*CHALLENGE*: From the entries below, gather each line containing the word "Senior".

Records from a data collection:
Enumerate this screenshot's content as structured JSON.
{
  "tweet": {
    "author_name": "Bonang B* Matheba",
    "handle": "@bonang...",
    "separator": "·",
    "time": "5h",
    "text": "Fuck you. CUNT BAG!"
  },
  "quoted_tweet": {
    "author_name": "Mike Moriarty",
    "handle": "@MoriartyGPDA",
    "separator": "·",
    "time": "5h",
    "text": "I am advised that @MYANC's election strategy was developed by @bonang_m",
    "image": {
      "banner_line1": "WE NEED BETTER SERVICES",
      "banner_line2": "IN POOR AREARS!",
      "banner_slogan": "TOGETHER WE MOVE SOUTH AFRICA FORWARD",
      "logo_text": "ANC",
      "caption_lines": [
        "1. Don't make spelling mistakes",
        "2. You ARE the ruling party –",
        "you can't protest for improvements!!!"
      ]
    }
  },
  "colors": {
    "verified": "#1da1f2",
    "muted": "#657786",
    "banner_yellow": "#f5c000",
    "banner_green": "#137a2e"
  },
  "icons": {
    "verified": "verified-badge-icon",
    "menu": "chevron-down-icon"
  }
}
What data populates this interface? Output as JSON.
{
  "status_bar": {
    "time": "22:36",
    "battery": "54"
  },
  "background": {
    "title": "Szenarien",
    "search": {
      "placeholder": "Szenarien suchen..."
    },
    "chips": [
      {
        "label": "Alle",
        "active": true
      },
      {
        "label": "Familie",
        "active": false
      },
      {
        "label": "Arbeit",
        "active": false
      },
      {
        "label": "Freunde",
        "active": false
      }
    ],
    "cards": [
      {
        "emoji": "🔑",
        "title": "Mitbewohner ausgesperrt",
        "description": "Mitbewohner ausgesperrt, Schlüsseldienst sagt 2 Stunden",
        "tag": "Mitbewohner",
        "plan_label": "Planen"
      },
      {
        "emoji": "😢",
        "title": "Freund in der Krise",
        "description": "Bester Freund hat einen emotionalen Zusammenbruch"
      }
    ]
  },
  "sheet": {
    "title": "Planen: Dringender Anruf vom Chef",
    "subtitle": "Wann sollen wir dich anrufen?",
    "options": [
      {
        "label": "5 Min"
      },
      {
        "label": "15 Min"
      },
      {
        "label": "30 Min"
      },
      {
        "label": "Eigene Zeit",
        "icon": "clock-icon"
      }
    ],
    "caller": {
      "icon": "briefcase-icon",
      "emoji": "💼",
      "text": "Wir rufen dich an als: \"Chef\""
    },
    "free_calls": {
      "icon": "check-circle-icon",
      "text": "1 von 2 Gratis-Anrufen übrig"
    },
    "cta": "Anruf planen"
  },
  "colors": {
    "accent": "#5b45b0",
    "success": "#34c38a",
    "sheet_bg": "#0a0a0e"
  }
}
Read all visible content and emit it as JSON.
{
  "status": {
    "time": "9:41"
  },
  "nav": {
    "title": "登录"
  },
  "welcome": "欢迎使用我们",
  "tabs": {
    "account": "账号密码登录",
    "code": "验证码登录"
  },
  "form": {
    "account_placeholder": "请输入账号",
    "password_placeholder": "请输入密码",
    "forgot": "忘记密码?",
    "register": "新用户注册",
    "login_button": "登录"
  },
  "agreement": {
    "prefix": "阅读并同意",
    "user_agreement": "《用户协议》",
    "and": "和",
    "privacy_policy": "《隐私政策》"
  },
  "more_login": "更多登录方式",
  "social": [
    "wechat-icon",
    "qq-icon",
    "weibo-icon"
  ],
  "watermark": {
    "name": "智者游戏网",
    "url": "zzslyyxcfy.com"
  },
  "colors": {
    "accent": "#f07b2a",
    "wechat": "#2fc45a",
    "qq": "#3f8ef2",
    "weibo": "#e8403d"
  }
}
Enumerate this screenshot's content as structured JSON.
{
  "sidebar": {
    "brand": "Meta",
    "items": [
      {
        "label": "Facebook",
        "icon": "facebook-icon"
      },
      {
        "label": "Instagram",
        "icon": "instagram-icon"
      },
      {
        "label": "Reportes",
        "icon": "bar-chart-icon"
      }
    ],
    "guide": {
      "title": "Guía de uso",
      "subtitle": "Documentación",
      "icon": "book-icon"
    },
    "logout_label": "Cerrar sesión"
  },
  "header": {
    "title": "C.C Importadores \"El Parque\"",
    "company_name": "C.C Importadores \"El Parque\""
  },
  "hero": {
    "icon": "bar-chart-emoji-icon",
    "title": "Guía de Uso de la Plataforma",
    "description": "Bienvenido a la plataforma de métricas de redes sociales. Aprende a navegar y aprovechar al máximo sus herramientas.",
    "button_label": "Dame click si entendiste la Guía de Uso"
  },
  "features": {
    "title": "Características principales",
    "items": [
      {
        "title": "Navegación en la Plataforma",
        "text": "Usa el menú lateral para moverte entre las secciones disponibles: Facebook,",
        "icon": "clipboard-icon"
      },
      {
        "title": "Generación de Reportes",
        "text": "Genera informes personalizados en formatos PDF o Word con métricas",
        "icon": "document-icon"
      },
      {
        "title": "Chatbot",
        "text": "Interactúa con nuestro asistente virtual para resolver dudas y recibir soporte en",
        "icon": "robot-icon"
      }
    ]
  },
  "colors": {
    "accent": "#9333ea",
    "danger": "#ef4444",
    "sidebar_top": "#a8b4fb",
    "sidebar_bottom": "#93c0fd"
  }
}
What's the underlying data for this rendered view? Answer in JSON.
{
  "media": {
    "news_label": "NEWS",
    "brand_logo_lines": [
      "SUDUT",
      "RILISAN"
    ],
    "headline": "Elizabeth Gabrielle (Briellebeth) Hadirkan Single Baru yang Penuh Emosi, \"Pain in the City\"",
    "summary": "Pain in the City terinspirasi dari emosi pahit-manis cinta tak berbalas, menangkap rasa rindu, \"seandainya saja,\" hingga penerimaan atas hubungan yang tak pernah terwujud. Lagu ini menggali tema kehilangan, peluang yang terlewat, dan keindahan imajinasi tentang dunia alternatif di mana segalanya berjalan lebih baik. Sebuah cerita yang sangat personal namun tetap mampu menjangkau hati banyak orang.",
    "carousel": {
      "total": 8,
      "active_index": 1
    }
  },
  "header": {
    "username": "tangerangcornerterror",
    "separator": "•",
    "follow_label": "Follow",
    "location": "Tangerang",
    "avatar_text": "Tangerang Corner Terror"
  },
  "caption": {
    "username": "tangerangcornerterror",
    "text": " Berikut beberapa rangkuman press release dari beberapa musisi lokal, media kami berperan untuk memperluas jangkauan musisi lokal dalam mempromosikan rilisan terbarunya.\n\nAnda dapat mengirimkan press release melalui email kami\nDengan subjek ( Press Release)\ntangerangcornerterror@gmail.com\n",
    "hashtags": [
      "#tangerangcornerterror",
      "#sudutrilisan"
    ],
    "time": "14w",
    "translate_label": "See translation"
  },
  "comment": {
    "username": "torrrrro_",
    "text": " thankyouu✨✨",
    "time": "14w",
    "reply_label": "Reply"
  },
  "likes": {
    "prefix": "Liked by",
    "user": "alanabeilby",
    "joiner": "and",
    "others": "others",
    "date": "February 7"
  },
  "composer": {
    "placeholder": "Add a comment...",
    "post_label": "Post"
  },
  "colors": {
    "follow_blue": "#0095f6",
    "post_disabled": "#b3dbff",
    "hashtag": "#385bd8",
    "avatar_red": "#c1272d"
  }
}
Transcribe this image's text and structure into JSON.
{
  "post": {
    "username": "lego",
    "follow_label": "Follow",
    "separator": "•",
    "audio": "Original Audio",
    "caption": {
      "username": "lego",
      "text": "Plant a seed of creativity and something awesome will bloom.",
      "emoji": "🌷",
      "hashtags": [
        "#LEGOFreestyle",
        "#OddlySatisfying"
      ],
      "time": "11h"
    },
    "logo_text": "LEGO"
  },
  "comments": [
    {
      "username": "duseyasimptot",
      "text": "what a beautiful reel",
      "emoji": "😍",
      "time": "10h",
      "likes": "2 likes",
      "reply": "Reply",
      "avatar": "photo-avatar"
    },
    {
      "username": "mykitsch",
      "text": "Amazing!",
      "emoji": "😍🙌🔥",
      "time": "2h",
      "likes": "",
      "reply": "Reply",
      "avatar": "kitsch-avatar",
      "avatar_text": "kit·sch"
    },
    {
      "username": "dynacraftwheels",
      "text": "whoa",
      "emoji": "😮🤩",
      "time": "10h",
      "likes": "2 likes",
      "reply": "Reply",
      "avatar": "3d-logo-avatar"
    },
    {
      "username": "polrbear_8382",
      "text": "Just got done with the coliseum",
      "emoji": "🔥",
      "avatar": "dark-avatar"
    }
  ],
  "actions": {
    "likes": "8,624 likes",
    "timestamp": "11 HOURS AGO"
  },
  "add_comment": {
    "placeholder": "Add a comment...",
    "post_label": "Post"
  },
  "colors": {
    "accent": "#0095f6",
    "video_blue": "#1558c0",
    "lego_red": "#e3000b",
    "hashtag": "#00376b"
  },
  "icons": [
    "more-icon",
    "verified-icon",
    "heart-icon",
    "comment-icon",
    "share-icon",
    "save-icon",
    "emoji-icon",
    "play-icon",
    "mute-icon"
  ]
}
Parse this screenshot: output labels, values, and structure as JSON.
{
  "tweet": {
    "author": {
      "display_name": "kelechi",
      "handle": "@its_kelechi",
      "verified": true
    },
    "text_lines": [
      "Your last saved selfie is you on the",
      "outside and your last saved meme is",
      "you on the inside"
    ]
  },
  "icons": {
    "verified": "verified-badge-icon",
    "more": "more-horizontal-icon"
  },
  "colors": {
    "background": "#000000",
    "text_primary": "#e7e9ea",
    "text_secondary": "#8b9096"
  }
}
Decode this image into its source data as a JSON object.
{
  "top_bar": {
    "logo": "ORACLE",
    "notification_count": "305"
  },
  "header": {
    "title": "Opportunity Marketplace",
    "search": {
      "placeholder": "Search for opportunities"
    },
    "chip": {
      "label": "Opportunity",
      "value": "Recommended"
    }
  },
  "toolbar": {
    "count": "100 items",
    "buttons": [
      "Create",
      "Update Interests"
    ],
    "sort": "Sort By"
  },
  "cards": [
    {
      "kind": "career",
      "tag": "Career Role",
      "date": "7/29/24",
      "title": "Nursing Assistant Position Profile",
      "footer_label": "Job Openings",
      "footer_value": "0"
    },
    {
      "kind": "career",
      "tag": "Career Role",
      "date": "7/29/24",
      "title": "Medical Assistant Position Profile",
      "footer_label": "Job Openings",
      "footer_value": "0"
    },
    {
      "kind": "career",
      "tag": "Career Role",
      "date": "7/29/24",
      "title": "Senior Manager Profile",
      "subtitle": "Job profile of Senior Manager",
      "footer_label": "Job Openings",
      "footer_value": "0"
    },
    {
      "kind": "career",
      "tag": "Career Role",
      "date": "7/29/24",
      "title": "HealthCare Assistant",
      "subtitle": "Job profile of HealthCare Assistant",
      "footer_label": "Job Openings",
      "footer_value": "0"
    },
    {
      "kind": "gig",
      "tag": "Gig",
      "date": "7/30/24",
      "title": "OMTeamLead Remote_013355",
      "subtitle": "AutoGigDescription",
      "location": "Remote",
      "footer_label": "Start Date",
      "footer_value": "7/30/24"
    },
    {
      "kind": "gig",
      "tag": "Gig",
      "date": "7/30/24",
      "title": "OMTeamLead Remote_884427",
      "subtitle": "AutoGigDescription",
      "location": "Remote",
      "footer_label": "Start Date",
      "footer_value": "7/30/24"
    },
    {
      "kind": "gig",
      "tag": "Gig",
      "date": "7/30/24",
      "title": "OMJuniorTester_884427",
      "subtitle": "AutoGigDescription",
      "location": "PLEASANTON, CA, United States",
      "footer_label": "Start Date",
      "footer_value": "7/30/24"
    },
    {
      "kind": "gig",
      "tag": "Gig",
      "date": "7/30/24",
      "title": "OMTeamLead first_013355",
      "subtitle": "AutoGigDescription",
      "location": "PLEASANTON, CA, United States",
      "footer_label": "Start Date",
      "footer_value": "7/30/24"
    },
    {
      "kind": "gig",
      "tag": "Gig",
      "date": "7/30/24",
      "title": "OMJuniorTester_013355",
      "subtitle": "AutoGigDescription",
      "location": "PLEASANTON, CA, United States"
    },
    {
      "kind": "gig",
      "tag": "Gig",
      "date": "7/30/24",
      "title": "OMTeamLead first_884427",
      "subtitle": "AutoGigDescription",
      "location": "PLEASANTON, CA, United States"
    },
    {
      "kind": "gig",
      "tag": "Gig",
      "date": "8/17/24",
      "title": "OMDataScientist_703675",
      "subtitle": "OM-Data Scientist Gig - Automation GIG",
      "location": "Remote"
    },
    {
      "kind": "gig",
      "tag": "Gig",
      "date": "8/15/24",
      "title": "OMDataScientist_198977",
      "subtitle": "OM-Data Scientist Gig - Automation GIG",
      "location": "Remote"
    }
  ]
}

*EXERCISE ANSWER*:
      "title": "Senior Manager Profile",
      "subtitle": "Job profile of Senior Manager",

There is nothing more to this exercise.